Carey came to his interest in bankruptcy early during law school at Villanova while interning with a professor writing a bankruptcy textbook, he told the Federal Lawyer in a 2015 interview.
He clerked for U.S. Bankruptcy Court Judge Thomas M. Twardowski in the Eastern District of Pennsylvania and returned there as clerk of the court at the age of 27. He went on to practice bankruptcy law at firms including Blank Rome and Fox Rothschild in Philadelphia before joining the bankruptcy court in Eastern Pennsylvania as a judge in 2001.
He served as a visiting judge in Delaware and then joined the court in 2005 after Congress added four new judgeships. He served as chief judge from 2008 to 2011.
Carey has “incredible knowledge of Chapter 11 practice and understands the practical results of distressed debtors,” J. Scott Victor, founding father of SSG Capital Advisors, Philadelphia, told Bloomberg Law. Victor has known Carey since his days in private practice and has appeared before Carey many times in Philadelphia.

**TASK TO COMPLETE:**
Continue the profile of Judge Carey from where it stops. The data that follows is not needed.

**SOURCE EXCERPT:**
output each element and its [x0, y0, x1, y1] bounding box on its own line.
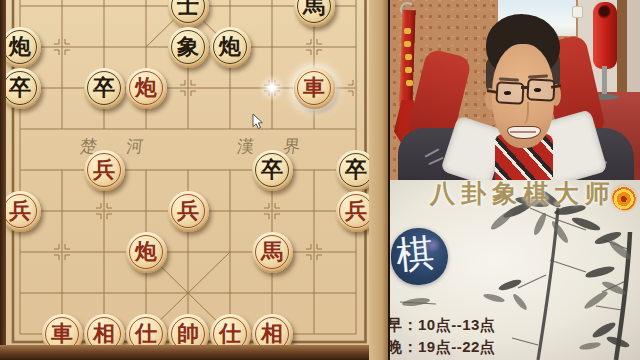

**THE ANSWER:**
Carey’s influence on bankruptcy law extends beyond the courtroom, Chief Judge Jeffrey P. Hopkins of the U.S. Bankruptcy Court for the Southern District of Ohio said.
He has served a leading role in the Bankruptcy Policy Institute and the Turnaround Management Association, a global nonprofit of 9,000 turnaround and corporate renewal professionals. He also taught bankruptcy law at both St. John’s University School of Law in New York and Temple University in Philadelphia.
Carey, who turns 65 this year, didn’t respond to a request for comment about his future plans.
“He is leaving the bench but not retiring,” Una M. O’Boyle, clerk of the U.S. Bankruptcy Court for the District of Delaware, told Bloomberg Law via email Jan. 11. “I believe he intends to stay fully engaged in the industry,” she said.